### WHAT IS NEEDED:
Look through the data below and work out how many lines contain the string "JSON". Give the number alone.
───── DATA SHOWN ─────
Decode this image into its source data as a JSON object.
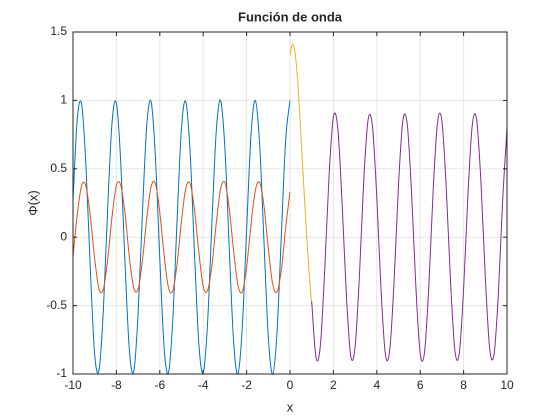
{
  "chart_data": {
    "type": "line",
    "title": "Función de onda",
    "xlabel": "x",
    "ylabel": "Φ(x)",
    "xlim": [
      -10,
      10
    ],
    "ylim": [
      -1,
      1.5
    ],
    "xticks": [
      -10,
      -8,
      -6,
      -4,
      -2,
      0,
      2,
      4,
      6,
      8,
      10
    ],
    "yticks": [
      -1,
      -0.5,
      0,
      0.5,
      1,
      1.5
    ],
    "grid": true,
    "series": [
      {
        "color": "#0072BD",
        "x": [
          -10,
          -9.8,
          -9.6,
          -9.4,
          -9.2,
          -9,
          -8.8,
          -8.6,
          -8.4,
          -8.2,
          -8,
          -7.8,
          -7.6,
          -7.4,
          -7.2,
          -7,
          -6.8,
          -6.6,
          -6.4,
          -6.2,
          -6,
          -5.8,
          -5.6,
          -5.4,
          -5.2,
          -5,
          -4.8,
          -4.6,
          -4.4,
          -4.2,
          -4,
          -3.8,
          -3.6,
          -3.4,
          -3.2,
          -3,
          -2.8,
          -2.6,
          -2.4,
          -2.2,
          -2,
          -1.8,
          -1.6,
          -1.4,
          -1.2,
          -1,
          -0.8,
          -0.6,
          -0.4,
          -0.2,
          0
        ],
        "values": [
          0.27,
          0.87,
          0.97,
          0.51,
          -0.24,
          -0.86,
          -0.97,
          -0.53,
          0.22,
          0.84,
          0.98,
          0.55,
          -0.2,
          -0.83,
          -0.98,
          -0.56,
          0.18,
          0.82,
          0.99,
          0.58,
          -0.16,
          -0.81,
          -0.99,
          -0.6,
          0.14,
          0.8,
          0.99,
          0.61,
          -0.12,
          -0.78,
          -0.99,
          -0.63,
          0.1,
          0.77,
          1.0,
          0.65,
          -0.08,
          -0.76,
          -1.0,
          -0.66,
          0.05,
          0.74,
          1.0,
          0.68,
          -0.03,
          -0.73,
          -1.0,
          -0.7,
          0.01,
          0.71,
          1.0
        ]
      },
      {
        "color": "#D95319",
        "x": [
          -10,
          -9.8,
          -9.6,
          -9.4,
          -9.2,
          -9,
          -8.8,
          -8.6,
          -8.4,
          -8.2,
          -8,
          -7.8,
          -7.6,
          -7.4,
          -7.2,
          -7,
          -6.8,
          -6.6,
          -6.4,
          -6.2,
          -6,
          -5.8,
          -5.6,
          -5.4,
          -5.2,
          -5,
          -4.8,
          -4.6,
          -4.4,
          -4.2,
          -4,
          -3.8,
          -3.6,
          -3.4,
          -3.2,
          -3,
          -2.8,
          -2.6,
          -2.4,
          -2.2,
          -2,
          -1.8,
          -1.6,
          -1.4,
          -1.2,
          -1,
          -0.8,
          -0.6,
          -0.4,
          -0.2,
          0
        ],
        "values": [
          -0.14,
          0.17,
          0.38,
          0.37,
          0.15,
          -0.16,
          -0.38,
          -0.38,
          -0.16,
          0.15,
          0.38,
          0.38,
          0.17,
          -0.15,
          -0.37,
          -0.38,
          -0.17,
          0.14,
          0.37,
          0.39,
          0.18,
          -0.13,
          -0.37,
          -0.39,
          -0.19,
          0.12,
          0.36,
          0.39,
          0.2,
          -0.11,
          -0.36,
          -0.39,
          -0.21,
          0.1,
          0.35,
          0.4,
          0.21,
          -0.1,
          -0.35,
          -0.4,
          -0.22,
          0.09,
          0.34,
          0.4,
          0.23,
          -0.08,
          -0.34,
          -0.4,
          -0.24,
          0.07,
          0.33
        ]
      },
      {
        "color": "#EDB120",
        "x": [
          0,
          0.1,
          0.2,
          0.3,
          0.4,
          0.5,
          0.6,
          0.7,
          0.8,
          0.9,
          1
        ],
        "values": [
          1.33,
          1.41,
          1.38,
          1.25,
          1.03,
          0.76,
          0.47,
          0.19,
          -0.07,
          -0.3,
          -0.5
        ]
      },
      {
        "color": "#7E2F8E",
        "x": [
          1,
          1.2,
          1.4,
          1.6,
          1.8,
          2,
          2.2,
          2.4,
          2.6,
          2.8,
          3,
          3.2,
          3.4,
          3.6,
          3.8,
          4,
          4.2,
          4.4,
          4.6,
          4.8,
          5,
          5.2,
          5.4,
          5.6,
          5.8,
          6,
          6.2,
          6.4,
          6.6,
          6.8,
          7,
          7.2,
          7.4,
          7.6,
          7.8,
          8,
          8.2,
          8.4,
          8.6,
          8.8,
          9,
          9.2,
          9.4,
          9.6,
          9.8,
          10
        ],
        "values": [
          -0.47,
          -0.88,
          -0.79,
          -0.24,
          0.45,
          0.88,
          0.8,
          0.25,
          -0.43,
          -0.87,
          -0.8,
          -0.28,
          0.42,
          0.86,
          0.81,
          0.29,
          -0.4,
          -0.86,
          -0.82,
          -0.31,
          0.38,
          0.85,
          0.83,
          0.33,
          -0.36,
          -0.85,
          -0.84,
          -0.35,
          0.35,
          0.84,
          0.85,
          0.36,
          -0.33,
          -0.83,
          -0.85,
          -0.38,
          0.31,
          0.82,
          0.86,
          0.4,
          -0.29,
          -0.81,
          -0.86,
          -0.42,
          0.27,
          0.8
        ]
      }
    ]
  }
}
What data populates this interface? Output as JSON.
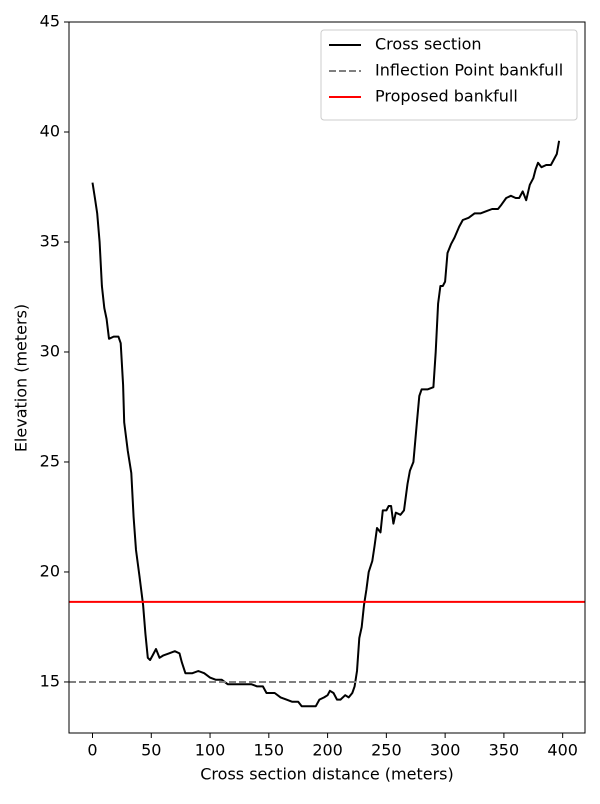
{
  "chart_data": {
    "type": "line",
    "xlabel": "Cross section distance (meters)",
    "ylabel": "Elevation (meters)",
    "xlim": [
      -20,
      419
    ],
    "ylim": [
      12.68,
      45
    ],
    "xticks": [
      0,
      50,
      100,
      150,
      200,
      250,
      300,
      350,
      400
    ],
    "yticks": [
      15,
      20,
      25,
      30,
      35,
      40,
      45
    ],
    "legend": "upper right",
    "series": [
      {
        "name": "Cross section",
        "color": "#000000",
        "x": [
          0,
          2,
          4,
          6,
          8,
          10,
          12,
          14,
          18,
          22,
          24,
          26,
          27,
          30,
          33,
          35,
          37,
          40,
          43,
          45,
          47,
          49,
          51,
          54,
          57,
          60,
          65,
          70,
          74,
          76,
          79,
          85,
          90,
          95,
          100,
          105,
          110,
          115,
          120,
          125,
          130,
          135,
          140,
          145,
          148,
          152,
          155,
          160,
          165,
          170,
          175,
          178,
          185,
          190,
          193,
          197,
          200,
          202,
          205,
          208,
          211,
          215,
          218,
          221,
          223,
          225,
          227,
          229,
          231,
          233,
          235,
          238,
          240,
          242,
          245,
          247,
          250,
          252,
          254,
          256,
          258,
          262,
          265,
          268,
          270,
          273,
          276,
          278,
          280,
          285,
          290,
          292,
          294,
          296,
          298,
          300,
          302,
          305,
          308,
          312,
          315,
          320,
          325,
          330,
          335,
          340,
          345,
          348,
          352,
          356,
          360,
          363,
          366,
          369,
          372,
          375,
          377,
          379,
          382,
          386,
          390,
          395,
          397
        ],
        "values": [
          37.7,
          37,
          36.3,
          35,
          33,
          32,
          31.5,
          30.6,
          30.7,
          30.7,
          30.4,
          28.5,
          26.8,
          25.5,
          24.5,
          22.5,
          21,
          19.8,
          18.5,
          17.2,
          16.1,
          16,
          16.2,
          16.5,
          16.1,
          16.2,
          16.3,
          16.4,
          16.3,
          15.9,
          15.4,
          15.4,
          15.5,
          15.4,
          15.2,
          15.1,
          15.1,
          14.9,
          14.9,
          14.9,
          14.9,
          14.9,
          14.8,
          14.8,
          14.5,
          14.5,
          14.5,
          14.3,
          14.2,
          14.1,
          14.1,
          13.9,
          13.9,
          13.9,
          14.2,
          14.3,
          14.4,
          14.6,
          14.5,
          14.2,
          14.2,
          14.4,
          14.3,
          14.5,
          14.8,
          15.5,
          17,
          17.5,
          18.5,
          19.2,
          20,
          20.5,
          21.2,
          22,
          21.8,
          22.8,
          22.8,
          23,
          23,
          22.2,
          22.7,
          22.6,
          22.8,
          24,
          24.6,
          25,
          26.8,
          28,
          28.3,
          28.3,
          28.4,
          30,
          32.2,
          33,
          33,
          33.2,
          34.5,
          34.9,
          35.2,
          35.7,
          36,
          36.1,
          36.3,
          36.3,
          36.4,
          36.5,
          36.5,
          36.7,
          37,
          37.1,
          37,
          37,
          37.3,
          36.9,
          37.6,
          37.9,
          38.3,
          38.6,
          38.4,
          38.5,
          38.5,
          39,
          39.6
        ]
      }
    ],
    "hlines": [
      {
        "name": "Inflection Point bankfull",
        "color": "#808080",
        "y": 15,
        "style": "dashed"
      },
      {
        "name": "Proposed bankfull",
        "color": "#ff0000",
        "y": 18.64,
        "style": "solid"
      }
    ]
  }
}
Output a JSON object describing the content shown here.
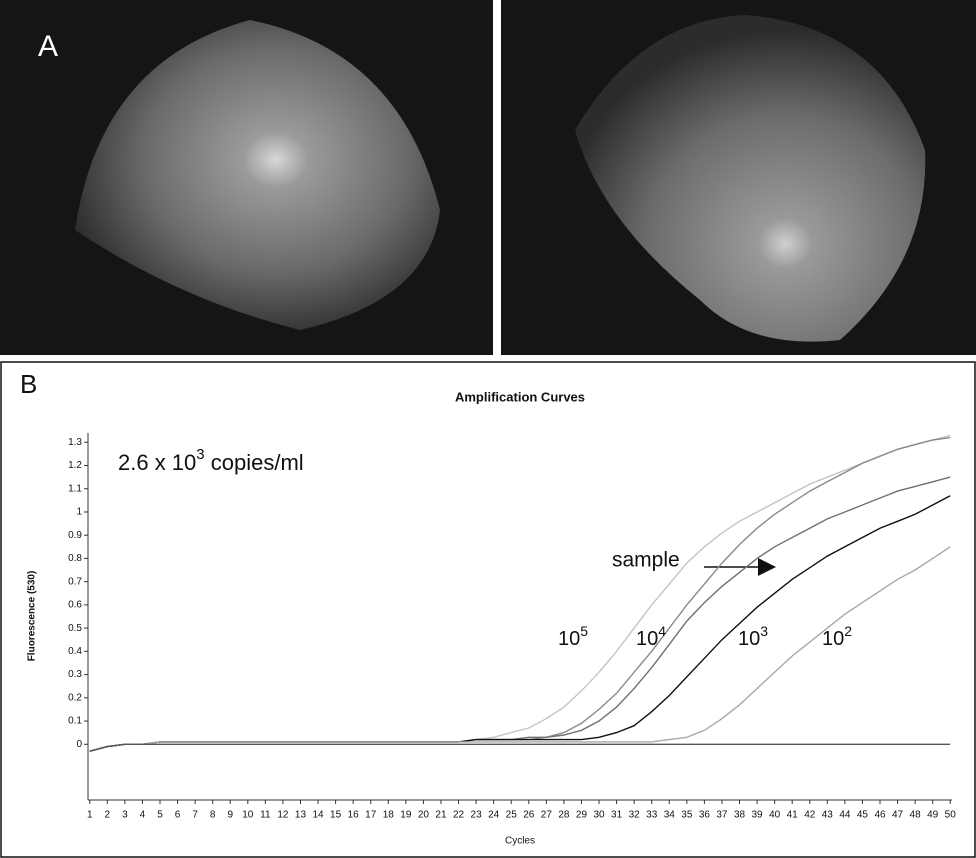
{
  "panel_a": {
    "label": "A"
  },
  "chart_data": {
    "type": "line",
    "panel_label": "B",
    "title": "Amplification Curves",
    "x_label": "Cycles",
    "y_label": "Fluorescence (530)",
    "annotation": {
      "text": "2.6 x 10",
      "sup": "3",
      "tail": " copies/ml"
    },
    "arrow_label": "sample",
    "x": [
      1,
      2,
      3,
      4,
      5,
      6,
      7,
      8,
      9,
      10,
      11,
      12,
      13,
      14,
      15,
      16,
      17,
      18,
      19,
      20,
      21,
      22,
      23,
      24,
      25,
      26,
      27,
      28,
      29,
      30,
      31,
      32,
      33,
      34,
      35,
      36,
      37,
      38,
      39,
      40,
      41,
      42,
      43,
      44,
      45,
      46,
      47,
      48,
      49,
      50
    ],
    "xlim": [
      0.9,
      50.1
    ],
    "xticks": [
      1,
      2,
      3,
      4,
      5,
      6,
      7,
      8,
      9,
      10,
      11,
      12,
      13,
      14,
      15,
      16,
      17,
      18,
      19,
      20,
      21,
      22,
      23,
      24,
      25,
      26,
      27,
      28,
      29,
      30,
      31,
      32,
      33,
      34,
      35,
      36,
      37,
      38,
      39,
      40,
      41,
      42,
      43,
      44,
      45,
      46,
      47,
      48,
      49,
      50
    ],
    "ylim": [
      -0.24,
      1.34
    ],
    "yticks": [
      0,
      0.1,
      0.2,
      0.3,
      0.4,
      0.5,
      0.6,
      0.7,
      0.8,
      0.9,
      1,
      1.1,
      1.2,
      1.3
    ],
    "series": [
      {
        "label": "10",
        "label_exp": "5",
        "color": "#c4c4c4",
        "values": [
          -0.03,
          -0.01,
          0,
          0,
          0.01,
          0.01,
          0.01,
          0.01,
          0.01,
          0.01,
          0.01,
          0.01,
          0.01,
          0.01,
          0.01,
          0.01,
          0.01,
          0.01,
          0.01,
          0.01,
          0.01,
          0.01,
          0.02,
          0.03,
          0.05,
          0.07,
          0.11,
          0.16,
          0.23,
          0.31,
          0.4,
          0.5,
          0.6,
          0.69,
          0.78,
          0.85,
          0.91,
          0.96,
          1.0,
          1.04,
          1.08,
          1.12,
          1.15,
          1.18,
          1.21,
          1.24,
          1.27,
          1.29,
          1.31,
          1.33
        ]
      },
      {
        "label": "10",
        "label_exp": "4",
        "color": "#8a8a8a",
        "values": [
          -0.03,
          -0.01,
          0,
          0,
          0.01,
          0.01,
          0.01,
          0.01,
          0.01,
          0.01,
          0.01,
          0.01,
          0.01,
          0.01,
          0.01,
          0.01,
          0.01,
          0.01,
          0.01,
          0.01,
          0.01,
          0.01,
          0.02,
          0.02,
          0.02,
          0.02,
          0.03,
          0.05,
          0.09,
          0.15,
          0.22,
          0.31,
          0.4,
          0.5,
          0.6,
          0.69,
          0.78,
          0.86,
          0.93,
          0.99,
          1.04,
          1.09,
          1.13,
          1.17,
          1.21,
          1.24,
          1.27,
          1.29,
          1.31,
          1.32
        ]
      },
      {
        "color": "#707070",
        "values": [
          -0.03,
          -0.01,
          0,
          0,
          0.01,
          0.01,
          0.01,
          0.01,
          0.01,
          0.01,
          0.01,
          0.01,
          0.01,
          0.01,
          0.01,
          0.01,
          0.01,
          0.01,
          0.01,
          0.01,
          0.01,
          0.01,
          0.02,
          0.02,
          0.02,
          0.03,
          0.03,
          0.04,
          0.06,
          0.1,
          0.16,
          0.24,
          0.33,
          0.43,
          0.53,
          0.61,
          0.68,
          0.74,
          0.8,
          0.85,
          0.89,
          0.93,
          0.97,
          1.0,
          1.03,
          1.06,
          1.09,
          1.11,
          1.13,
          1.15
        ]
      },
      {
        "label": "10",
        "label_exp": "3",
        "color": "#111111",
        "values": [
          -0.03,
          -0.01,
          0,
          0,
          0.01,
          0.01,
          0.01,
          0.01,
          0.01,
          0.01,
          0.01,
          0.01,
          0.01,
          0.01,
          0.01,
          0.01,
          0.01,
          0.01,
          0.01,
          0.01,
          0.01,
          0.01,
          0.02,
          0.02,
          0.02,
          0.02,
          0.02,
          0.02,
          0.02,
          0.03,
          0.05,
          0.08,
          0.14,
          0.21,
          0.29,
          0.37,
          0.45,
          0.52,
          0.59,
          0.65,
          0.71,
          0.76,
          0.81,
          0.85,
          0.89,
          0.93,
          0.96,
          0.99,
          1.03,
          1.07
        ]
      },
      {
        "label": "10",
        "label_exp": "2",
        "color": "#a8a8a8",
        "values": [
          -0.03,
          -0.01,
          0,
          0,
          0.01,
          0.01,
          0.01,
          0.01,
          0.01,
          0.01,
          0.01,
          0.01,
          0.01,
          0.01,
          0.01,
          0.01,
          0.01,
          0.01,
          0.01,
          0.01,
          0.01,
          0.01,
          0.01,
          0.01,
          0.01,
          0.01,
          0.01,
          0.01,
          0.01,
          0.01,
          0.01,
          0.01,
          0.01,
          0.02,
          0.03,
          0.06,
          0.11,
          0.17,
          0.24,
          0.31,
          0.38,
          0.44,
          0.5,
          0.56,
          0.61,
          0.66,
          0.71,
          0.75,
          0.8,
          0.85
        ]
      },
      {
        "color": "#555555",
        "values": [
          -0.03,
          -0.01,
          0,
          0,
          0,
          0,
          0,
          0,
          0,
          0,
          0,
          0,
          0,
          0,
          0,
          0,
          0,
          0,
          0,
          0,
          0,
          0,
          0,
          0,
          0,
          0,
          0,
          0,
          0,
          0,
          0,
          0,
          0,
          0,
          0,
          0,
          0,
          0,
          0,
          0,
          0,
          0,
          0,
          0,
          0,
          0,
          0,
          0,
          0,
          0
        ]
      }
    ]
  }
}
─────
### FINISHED EXERCISE:
3